* **Requirements**
Your task is to output the listing word for word, with pictures excluded.

* **Dataset records**
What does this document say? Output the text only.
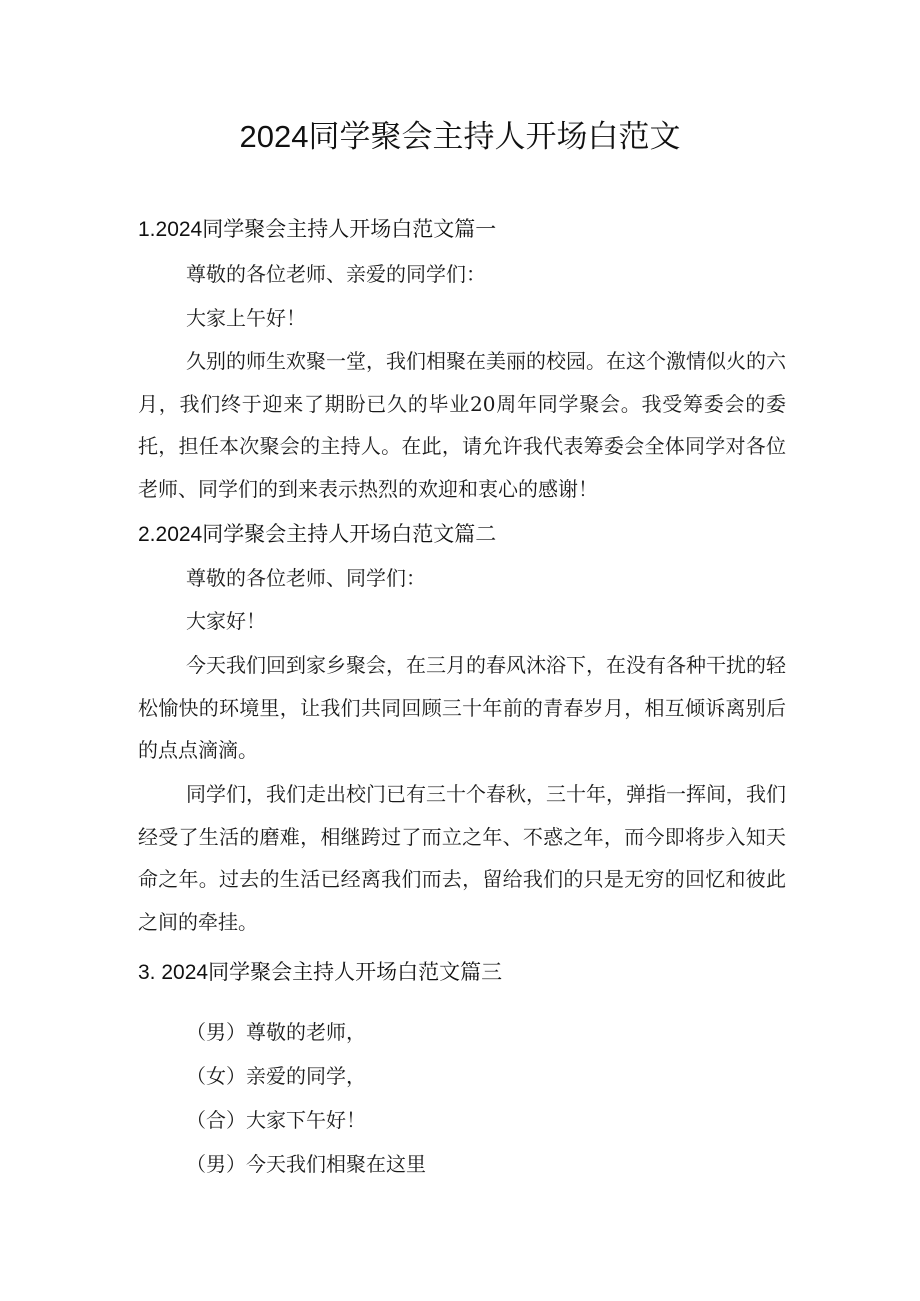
2024同学聚会主持人开场白范文
1.2024同学聚会主持人开场白范文篇一

尊敬的各位老师、亲爱的同学们：

大家上午好！

久别的师生欢聚一堂，我们相聚在美丽的校园。在这个激情似火的六月，我们终于迎来了期盼已久的毕业20周年同学聚会。我受筹委会的委托，担任本次聚会的主持人。在此，请允许我代表筹委会全体同学对各位老师、同学们的到来表示热烈的欢迎和衷心的感谢！

2.2024同学聚会主持人开场白范文篇二

尊敬的各位老师、同学们：

大家好！

今天我们回到家乡聚会，在三月的春风沐浴下，在没有各种干扰的轻松愉快的环境里，让我们共同回顾三十年前的青春岁月，相互倾诉离别后的点点滴滴。

同学们，我们走出校门已有三十个春秋，三十年，弹指一挥间，我们经受了生活的磨难，相继跨过了而立之年、不惑之年，而今即将步入知天命之年。过去的生活已经离我们而去，留给我们的只是无穷的回忆和彼此之间的牵挂。

3. 2024同学聚会主持人开场白范文篇三

（男）尊敬的老师，

（女）亲爱的同学，

（合）大家下午好！

（男）今天我们相聚在这里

* **Exercise answer**
What does this document say? Output the text only.
2024同学聚会主持人开场白范文
1.2024同学聚会主持人开场白范文篇一

尊敬的各位老师、亲爱的同学们：

大家上午好！

久别的师生欢聚一堂，我们相聚在美丽的校园。在这个激情似火的六月，我们终于迎来了期盼已久的毕业20周年同学聚会。我受筹委会的委托，担任本次聚会的主持人。在此，请允许我代表筹委会全体同学对各位老师、同学们的到来表示热烈的欢迎和衷心的感谢！

2.2024同学聚会主持人开场白范文篇二

尊敬的各位老师、同学们：

大家好！

今天我们回到家乡聚会，在三月的春风沐浴下，在没有各种干扰的轻松愉快的环境里，让我们共同回顾三十年前的青春岁月，相互倾诉离别后的点点滴滴。

同学们，我们走出校门已有三十个春秋，三十年，弹指一挥间，我们经受了生活的磨难，相继跨过了而立之年、不惑之年，而今即将步入知天命之年。过去的生活已经离我们而去，留给我们的只是无穷的回忆和彼此之间的牵挂。

3. 2024同学聚会主持人开场白范文篇三

（男）尊敬的老师，

（女）亲爱的同学，

（合）大家下午好！

（男）今天我们相聚在这里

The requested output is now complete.